▸ QUOTED PASSAGE:
......

Example 41 600 ml of xylene are added to 70 g of silica gel H according to Stahl (for example of E. Merck AG, Darmstadt) and the mixture is heated, while stirring, in a water separator until no more water separates. The mixture is cooled, 17.52 g (0.1 mol) of 2-(2-aminophenyl)-1,4,5,6-tetrahydro-pyrimidine and 18.32 g (0.1 mol) of phenyl 4-pyridyl ketone are added and the reaction mixture is boiled in a water separator for 95 hours. After filtration and washing of the filtration residue with ether, the filter material is continuously extracted with chloroform. The extract is concentrated by evaporation and ethyl acetate is added to the resulting residue, whereupon 6-phenyl-6-(4-pyridyl)-3,4,6,7-tetrahydro-2H-pyrimido[1,2-c]quinazoline precipitates which melts at 241 - 243[deg].

......

▸ THE DATA:
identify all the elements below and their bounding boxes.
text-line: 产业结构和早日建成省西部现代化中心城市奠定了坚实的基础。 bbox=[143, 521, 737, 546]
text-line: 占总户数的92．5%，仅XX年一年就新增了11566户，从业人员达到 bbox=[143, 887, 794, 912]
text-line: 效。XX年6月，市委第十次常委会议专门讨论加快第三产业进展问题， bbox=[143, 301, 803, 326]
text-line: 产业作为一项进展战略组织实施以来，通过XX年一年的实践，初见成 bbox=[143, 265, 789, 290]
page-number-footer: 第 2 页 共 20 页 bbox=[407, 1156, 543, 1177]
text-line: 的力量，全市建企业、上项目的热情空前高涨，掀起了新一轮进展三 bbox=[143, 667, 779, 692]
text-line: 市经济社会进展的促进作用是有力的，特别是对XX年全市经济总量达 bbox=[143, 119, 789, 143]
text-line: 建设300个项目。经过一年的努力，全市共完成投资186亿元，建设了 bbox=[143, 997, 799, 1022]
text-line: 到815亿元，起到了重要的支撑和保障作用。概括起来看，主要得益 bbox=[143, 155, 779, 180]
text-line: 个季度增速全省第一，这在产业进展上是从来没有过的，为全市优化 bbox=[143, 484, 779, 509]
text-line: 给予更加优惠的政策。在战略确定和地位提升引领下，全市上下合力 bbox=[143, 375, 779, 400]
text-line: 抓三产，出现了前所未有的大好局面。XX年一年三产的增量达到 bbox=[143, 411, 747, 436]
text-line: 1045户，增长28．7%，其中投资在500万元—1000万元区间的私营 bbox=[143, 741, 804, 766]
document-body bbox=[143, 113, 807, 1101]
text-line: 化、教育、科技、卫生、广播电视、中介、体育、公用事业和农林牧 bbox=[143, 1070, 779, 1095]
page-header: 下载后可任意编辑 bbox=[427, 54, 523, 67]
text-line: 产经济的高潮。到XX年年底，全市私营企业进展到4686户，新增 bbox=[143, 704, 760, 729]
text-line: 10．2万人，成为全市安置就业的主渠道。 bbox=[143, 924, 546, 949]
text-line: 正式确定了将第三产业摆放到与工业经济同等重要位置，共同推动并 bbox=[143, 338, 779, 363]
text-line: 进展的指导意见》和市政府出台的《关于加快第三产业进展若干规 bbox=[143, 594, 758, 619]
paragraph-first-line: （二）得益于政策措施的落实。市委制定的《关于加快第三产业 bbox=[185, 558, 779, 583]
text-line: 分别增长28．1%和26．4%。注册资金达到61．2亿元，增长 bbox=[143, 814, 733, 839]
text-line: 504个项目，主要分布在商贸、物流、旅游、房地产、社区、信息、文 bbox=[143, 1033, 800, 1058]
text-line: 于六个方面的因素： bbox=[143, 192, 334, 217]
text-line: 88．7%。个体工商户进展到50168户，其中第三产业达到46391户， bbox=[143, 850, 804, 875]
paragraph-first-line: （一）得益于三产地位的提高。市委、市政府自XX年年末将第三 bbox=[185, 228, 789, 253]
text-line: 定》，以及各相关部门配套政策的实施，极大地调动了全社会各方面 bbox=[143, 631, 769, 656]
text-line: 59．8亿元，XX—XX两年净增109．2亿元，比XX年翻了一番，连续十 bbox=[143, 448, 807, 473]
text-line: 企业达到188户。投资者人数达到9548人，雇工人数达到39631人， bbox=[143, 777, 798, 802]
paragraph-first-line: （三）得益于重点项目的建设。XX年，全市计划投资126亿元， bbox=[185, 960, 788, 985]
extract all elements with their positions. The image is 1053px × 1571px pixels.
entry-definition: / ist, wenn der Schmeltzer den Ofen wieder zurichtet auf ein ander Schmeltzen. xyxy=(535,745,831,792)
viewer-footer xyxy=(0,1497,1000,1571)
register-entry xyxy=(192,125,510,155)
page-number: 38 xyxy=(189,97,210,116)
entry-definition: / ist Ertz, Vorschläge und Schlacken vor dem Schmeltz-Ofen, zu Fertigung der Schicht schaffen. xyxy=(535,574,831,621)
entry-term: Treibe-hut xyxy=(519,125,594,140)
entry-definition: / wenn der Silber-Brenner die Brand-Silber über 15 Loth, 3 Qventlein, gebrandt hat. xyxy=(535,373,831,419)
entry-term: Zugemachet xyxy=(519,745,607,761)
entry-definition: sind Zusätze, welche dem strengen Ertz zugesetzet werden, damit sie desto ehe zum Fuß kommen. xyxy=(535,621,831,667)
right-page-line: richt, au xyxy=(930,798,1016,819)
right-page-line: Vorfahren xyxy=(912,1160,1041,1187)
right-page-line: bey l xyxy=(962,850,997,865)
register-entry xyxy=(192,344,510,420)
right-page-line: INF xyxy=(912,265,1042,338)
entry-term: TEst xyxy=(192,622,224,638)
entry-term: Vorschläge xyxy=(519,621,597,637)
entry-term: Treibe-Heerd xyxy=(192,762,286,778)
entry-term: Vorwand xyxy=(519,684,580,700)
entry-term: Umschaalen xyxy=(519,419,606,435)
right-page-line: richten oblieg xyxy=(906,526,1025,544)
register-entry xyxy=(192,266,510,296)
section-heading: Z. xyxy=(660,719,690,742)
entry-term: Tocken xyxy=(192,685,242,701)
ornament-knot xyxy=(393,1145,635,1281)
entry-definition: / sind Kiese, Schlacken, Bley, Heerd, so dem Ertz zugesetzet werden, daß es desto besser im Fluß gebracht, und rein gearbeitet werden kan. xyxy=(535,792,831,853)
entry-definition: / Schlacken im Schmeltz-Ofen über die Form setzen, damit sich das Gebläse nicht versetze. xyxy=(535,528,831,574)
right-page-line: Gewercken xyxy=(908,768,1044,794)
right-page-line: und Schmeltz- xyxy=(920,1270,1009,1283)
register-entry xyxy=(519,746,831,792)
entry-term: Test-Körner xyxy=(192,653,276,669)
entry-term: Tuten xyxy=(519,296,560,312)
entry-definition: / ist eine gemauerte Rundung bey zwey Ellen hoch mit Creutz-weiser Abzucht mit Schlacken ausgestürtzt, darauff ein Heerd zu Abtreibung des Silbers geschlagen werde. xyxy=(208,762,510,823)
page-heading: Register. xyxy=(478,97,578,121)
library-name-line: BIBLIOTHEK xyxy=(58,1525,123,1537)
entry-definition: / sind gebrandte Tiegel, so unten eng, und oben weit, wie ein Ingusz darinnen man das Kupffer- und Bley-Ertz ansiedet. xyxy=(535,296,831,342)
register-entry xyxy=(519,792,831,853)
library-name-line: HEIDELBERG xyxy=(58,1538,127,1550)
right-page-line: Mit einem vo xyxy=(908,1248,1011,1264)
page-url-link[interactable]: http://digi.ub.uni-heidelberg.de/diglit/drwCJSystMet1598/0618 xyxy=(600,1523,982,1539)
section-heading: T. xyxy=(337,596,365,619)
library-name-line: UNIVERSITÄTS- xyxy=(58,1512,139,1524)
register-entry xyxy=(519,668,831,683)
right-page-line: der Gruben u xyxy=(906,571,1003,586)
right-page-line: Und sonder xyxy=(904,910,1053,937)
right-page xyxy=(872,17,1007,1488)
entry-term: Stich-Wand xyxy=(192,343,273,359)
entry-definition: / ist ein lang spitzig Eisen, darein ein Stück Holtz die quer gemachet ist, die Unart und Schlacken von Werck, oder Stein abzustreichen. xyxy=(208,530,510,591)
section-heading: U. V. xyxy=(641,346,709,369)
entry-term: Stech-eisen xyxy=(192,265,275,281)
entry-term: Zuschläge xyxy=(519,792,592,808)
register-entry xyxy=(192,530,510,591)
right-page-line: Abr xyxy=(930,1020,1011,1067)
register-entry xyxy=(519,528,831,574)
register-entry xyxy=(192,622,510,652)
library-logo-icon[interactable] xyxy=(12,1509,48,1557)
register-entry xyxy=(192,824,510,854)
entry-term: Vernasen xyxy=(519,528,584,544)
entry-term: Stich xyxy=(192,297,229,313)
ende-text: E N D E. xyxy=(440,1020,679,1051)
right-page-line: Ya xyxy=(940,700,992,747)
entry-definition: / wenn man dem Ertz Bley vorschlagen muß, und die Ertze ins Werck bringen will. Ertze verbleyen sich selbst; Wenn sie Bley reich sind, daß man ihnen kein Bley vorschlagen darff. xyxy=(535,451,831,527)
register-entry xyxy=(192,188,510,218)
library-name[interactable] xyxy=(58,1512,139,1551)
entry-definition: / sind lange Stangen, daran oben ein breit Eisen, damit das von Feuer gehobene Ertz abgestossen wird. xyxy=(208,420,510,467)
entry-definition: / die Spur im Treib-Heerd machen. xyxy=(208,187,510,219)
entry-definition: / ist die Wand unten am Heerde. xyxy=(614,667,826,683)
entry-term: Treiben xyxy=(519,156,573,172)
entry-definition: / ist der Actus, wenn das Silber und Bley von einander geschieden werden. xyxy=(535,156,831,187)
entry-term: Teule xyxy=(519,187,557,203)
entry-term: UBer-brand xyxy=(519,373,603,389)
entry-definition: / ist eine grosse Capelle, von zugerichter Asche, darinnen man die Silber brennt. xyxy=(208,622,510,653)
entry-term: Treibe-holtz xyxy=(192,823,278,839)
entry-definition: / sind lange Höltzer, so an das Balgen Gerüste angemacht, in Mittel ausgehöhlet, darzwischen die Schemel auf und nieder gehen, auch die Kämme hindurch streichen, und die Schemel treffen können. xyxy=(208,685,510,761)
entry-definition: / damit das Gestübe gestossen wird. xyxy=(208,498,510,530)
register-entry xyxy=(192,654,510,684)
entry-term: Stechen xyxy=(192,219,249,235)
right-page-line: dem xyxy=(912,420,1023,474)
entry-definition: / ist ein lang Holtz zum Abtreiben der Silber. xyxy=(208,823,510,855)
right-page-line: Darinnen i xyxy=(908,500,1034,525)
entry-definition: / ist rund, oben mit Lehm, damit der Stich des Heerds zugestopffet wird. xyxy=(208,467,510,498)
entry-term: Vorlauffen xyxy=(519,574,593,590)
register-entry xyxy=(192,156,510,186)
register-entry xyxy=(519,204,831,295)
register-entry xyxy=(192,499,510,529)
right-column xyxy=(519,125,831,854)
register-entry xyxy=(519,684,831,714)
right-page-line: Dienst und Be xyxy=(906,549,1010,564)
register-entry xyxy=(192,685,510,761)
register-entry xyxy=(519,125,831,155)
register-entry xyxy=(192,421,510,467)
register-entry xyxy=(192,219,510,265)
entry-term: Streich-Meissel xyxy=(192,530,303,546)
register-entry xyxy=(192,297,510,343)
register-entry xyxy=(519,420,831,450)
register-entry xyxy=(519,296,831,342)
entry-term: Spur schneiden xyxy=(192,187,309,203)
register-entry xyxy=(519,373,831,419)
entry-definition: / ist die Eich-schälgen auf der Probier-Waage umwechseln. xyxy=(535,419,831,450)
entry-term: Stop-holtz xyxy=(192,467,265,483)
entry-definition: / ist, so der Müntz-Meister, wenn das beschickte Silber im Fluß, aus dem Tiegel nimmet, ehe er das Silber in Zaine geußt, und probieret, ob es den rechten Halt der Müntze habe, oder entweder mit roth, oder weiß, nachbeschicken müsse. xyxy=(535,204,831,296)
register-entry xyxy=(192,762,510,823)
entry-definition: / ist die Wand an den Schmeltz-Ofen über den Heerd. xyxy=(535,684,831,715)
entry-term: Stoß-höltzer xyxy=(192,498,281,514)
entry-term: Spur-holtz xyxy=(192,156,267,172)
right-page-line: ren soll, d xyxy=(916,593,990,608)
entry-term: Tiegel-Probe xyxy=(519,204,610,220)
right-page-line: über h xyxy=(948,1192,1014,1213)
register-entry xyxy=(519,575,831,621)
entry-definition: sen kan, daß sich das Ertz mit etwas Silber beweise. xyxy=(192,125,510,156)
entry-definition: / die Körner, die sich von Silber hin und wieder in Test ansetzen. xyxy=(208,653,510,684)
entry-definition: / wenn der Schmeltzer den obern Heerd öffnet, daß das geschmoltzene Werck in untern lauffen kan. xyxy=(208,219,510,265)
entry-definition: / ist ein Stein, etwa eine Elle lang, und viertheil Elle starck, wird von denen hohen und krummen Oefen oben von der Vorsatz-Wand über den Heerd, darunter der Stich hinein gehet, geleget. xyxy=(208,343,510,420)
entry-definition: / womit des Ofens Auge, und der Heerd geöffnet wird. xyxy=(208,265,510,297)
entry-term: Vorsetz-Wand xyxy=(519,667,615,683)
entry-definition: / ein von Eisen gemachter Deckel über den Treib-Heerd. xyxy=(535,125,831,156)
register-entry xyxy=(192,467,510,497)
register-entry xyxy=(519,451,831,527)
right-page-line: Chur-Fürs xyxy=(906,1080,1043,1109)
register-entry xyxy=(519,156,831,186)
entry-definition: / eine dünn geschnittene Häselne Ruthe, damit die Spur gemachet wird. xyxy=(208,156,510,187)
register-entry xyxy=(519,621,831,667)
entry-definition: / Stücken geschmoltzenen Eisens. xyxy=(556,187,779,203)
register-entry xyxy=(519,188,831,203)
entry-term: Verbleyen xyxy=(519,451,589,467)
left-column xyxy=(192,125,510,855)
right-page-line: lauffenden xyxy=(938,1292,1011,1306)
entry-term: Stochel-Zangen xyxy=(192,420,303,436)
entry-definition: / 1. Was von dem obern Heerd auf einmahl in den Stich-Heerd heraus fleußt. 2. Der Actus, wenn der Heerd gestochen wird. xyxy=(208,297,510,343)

......

▸ TASK INSTRUCTIONS:
**1.** Answer these questions about Example 41, one line each:
(a) How much xylene is added to the silica gel?
(b) For how many hours is the reaction mixture boiled in the water separator?
(c) With what solvent is the filter material continuously extracted?
**2.** Can you transcribe everything in Example 41 from "Example 41 600" down to "241 - 243[deg]."?

▸ TASK-BY-TASK ANSWERS:
**1.**
(a) 600 ml
(b) 95 hours
(c) Chloroform

**2.**
Example 41 600 ml of xylene are added to 70 g of silica gel H according to Stahl (for example of E. Merck AG, Darmstadt) and the mixture is heated, while stirring, in a water separator until no more water separates. The mixture is cooled, 17.52 g (0.1 mol) of 2-(2-aminophenyl)-1,4,5,6-tetrahydro-pyrimidine and 18.32 g (0.1 mol) of phenyl 4-pyridyl ketone are added and the reaction mixture is boiled in a water separator for 95 hours. After filtration and washing of the filtration residue with ether, the filter material is continuously extracted with chloroform. The extract is concentrated by evaporation and ethyl acetate is added to the resulting residue, whereupon 6-phenyl-6-(4-pyridyl)-3,4,6,7-tetrahydro-2H-pyrimido[1,2-c]quinazoline precipitates which melts at 241 - 243[deg].